Transcribe the entries that follow exactly as they appear, minus pictures.

- Data:
********************
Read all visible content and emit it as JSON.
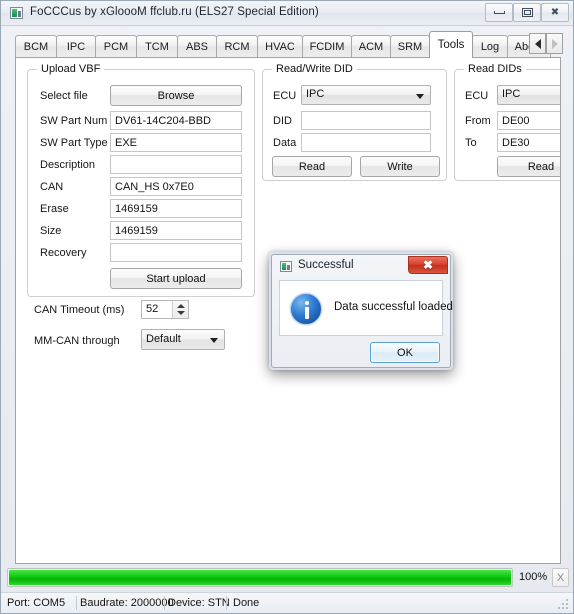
{
  "window": {
    "title": "FoCCCus by xGloooM ffclub.ru (ELS27 Special Edition)",
    "app_icon": "app-window-icon",
    "controls": {
      "minimize": "minimize-icon",
      "maximize": "maximize-icon",
      "close": "close-icon",
      "close_glyph": "✖"
    }
  },
  "tabs": {
    "items": [
      {
        "label": "BCM",
        "active": false
      },
      {
        "label": "IPC",
        "active": false
      },
      {
        "label": "PCM",
        "active": false
      },
      {
        "label": "TCM",
        "active": false
      },
      {
        "label": "ABS",
        "active": false
      },
      {
        "label": "RCM",
        "active": false
      },
      {
        "label": "HVAC",
        "active": false
      },
      {
        "label": "FCDIM",
        "active": false
      },
      {
        "label": "ACM",
        "active": false
      },
      {
        "label": "SRM",
        "active": false
      },
      {
        "label": "Tools",
        "active": true
      },
      {
        "label": "Log",
        "active": false
      },
      {
        "label": "About",
        "active": false
      }
    ],
    "scroll_left": "scroll-left-arrow",
    "scroll_right": "scroll-right-arrow"
  },
  "upload_vbf": {
    "legend": "Upload VBF",
    "fields": [
      {
        "label": "Select file",
        "value": ""
      },
      {
        "label": "SW Part Num",
        "value": "DV61-14C204-BBD"
      },
      {
        "label": "SW Part Type",
        "value": "EXE"
      },
      {
        "label": "Description",
        "value": ""
      },
      {
        "label": "CAN",
        "value": "CAN_HS 0x7E0"
      },
      {
        "label": "Erase",
        "value": "1469159"
      },
      {
        "label": "Size",
        "value": "1469159"
      },
      {
        "label": "Recovery",
        "value": ""
      }
    ],
    "browse_button": "Browse",
    "start_upload_button": "Start upload"
  },
  "read_write_did": {
    "legend": "Read/Write DID",
    "ecu_label": "ECU",
    "ecu_value": "IPC",
    "did_label": "DID",
    "did_value": "",
    "data_label": "Data",
    "data_value": "",
    "read_button": "Read",
    "write_button": "Write"
  },
  "read_dids": {
    "legend": "Read DIDs",
    "ecu_label": "ECU",
    "ecu_value": "IPC",
    "from_label": "From",
    "from_value": "DE00",
    "to_label": "To",
    "to_value": "DE30",
    "read_button": "Read"
  },
  "settings": {
    "can_timeout_label": "CAN Timeout (ms)",
    "can_timeout_value": "52",
    "mm_can_label": "MM-CAN through",
    "mm_can_value": "Default"
  },
  "progress": {
    "percent": 100,
    "percent_label": "100%",
    "cancel_label": "X",
    "fill_color": "#16cc16"
  },
  "statusbar": {
    "port": "Port: COM5",
    "baudrate": "Baudrate: 2000000",
    "device": "Device: STN",
    "state": "Done"
  },
  "dialog": {
    "title": "Successful",
    "icon": "dialog-window-icon",
    "info_icon": "information-icon",
    "message": "Data successful loaded",
    "ok_button": "OK",
    "close_glyph": "✖"
  }
}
********************
- Complete output:
Read all visible content and emit it as JSON.
{
  "window": {
    "title": "FoCCCus by xGloooM ffclub.ru (ELS27 Special Edition)",
    "app_icon": "app-window-icon",
    "controls": {
      "minimize": "minimize-icon",
      "maximize": "maximize-icon",
      "close": "close-icon",
      "close_glyph": "✖"
    }
  },
  "tabs": {
    "items": [
      {
        "label": "BCM",
        "active": false
      },
      {
        "label": "IPC",
        "active": false
      },
      {
        "label": "PCM",
        "active": false
      },
      {
        "label": "TCM",
        "active": false
      },
      {
        "label": "ABS",
        "active": false
      },
      {
        "label": "RCM",
        "active": false
      },
      {
        "label": "HVAC",
        "active": false
      },
      {
        "label": "FCDIM",
        "active": false
      },
      {
        "label": "ACM",
        "active": false
      },
      {
        "label": "SRM",
        "active": false
      },
      {
        "label": "Tools",
        "active": true
      },
      {
        "label": "Log",
        "active": false
      },
      {
        "label": "About",
        "active": false
      }
    ],
    "scroll_left": "scroll-left-arrow",
    "scroll_right": "scroll-right-arrow"
  },
  "upload_vbf": {
    "legend": "Upload VBF",
    "fields": [
      {
        "label": "Select file",
        "value": ""
      },
      {
        "label": "SW Part Num",
        "value": "DV61-14C204-BBD"
      },
      {
        "label": "SW Part Type",
        "value": "EXE"
      },
      {
        "label": "Description",
        "value": ""
      },
      {
        "label": "CAN",
        "value": "CAN_HS 0x7E0"
      },
      {
        "label": "Erase",
        "value": "1469159"
      },
      {
        "label": "Size",
        "value": "1469159"
      },
      {
        "label": "Recovery",
        "value": ""
      }
    ],
    "browse_button": "Browse",
    "start_upload_button": "Start upload"
  },
  "read_write_did": {
    "legend": "Read/Write DID",
    "ecu_label": "ECU",
    "ecu_value": "IPC",
    "did_label": "DID",
    "did_value": "",
    "data_label": "Data",
    "data_value": "",
    "read_button": "Read",
    "write_button": "Write"
  },
  "read_dids": {
    "legend": "Read DIDs",
    "ecu_label": "ECU",
    "ecu_value": "IPC",
    "from_label": "From",
    "from_value": "DE00",
    "to_label": "To",
    "to_value": "DE30",
    "read_button": "Read"
  },
  "settings": {
    "can_timeout_label": "CAN Timeout (ms)",
    "can_timeout_value": "52",
    "mm_can_label": "MM-CAN through",
    "mm_can_value": "Default"
  },
  "progress": {
    "percent": 100,
    "percent_label": "100%",
    "cancel_label": "X",
    "fill_color": "#16cc16"
  },
  "statusbar": {
    "port": "Port: COM5",
    "baudrate": "Baudrate: 2000000",
    "device": "Device: STN",
    "state": "Done"
  },
  "dialog": {
    "title": "Successful",
    "icon": "dialog-window-icon",
    "info_icon": "information-icon",
    "message": "Data successful loaded",
    "ok_button": "OK",
    "close_glyph": "✖"
  }
}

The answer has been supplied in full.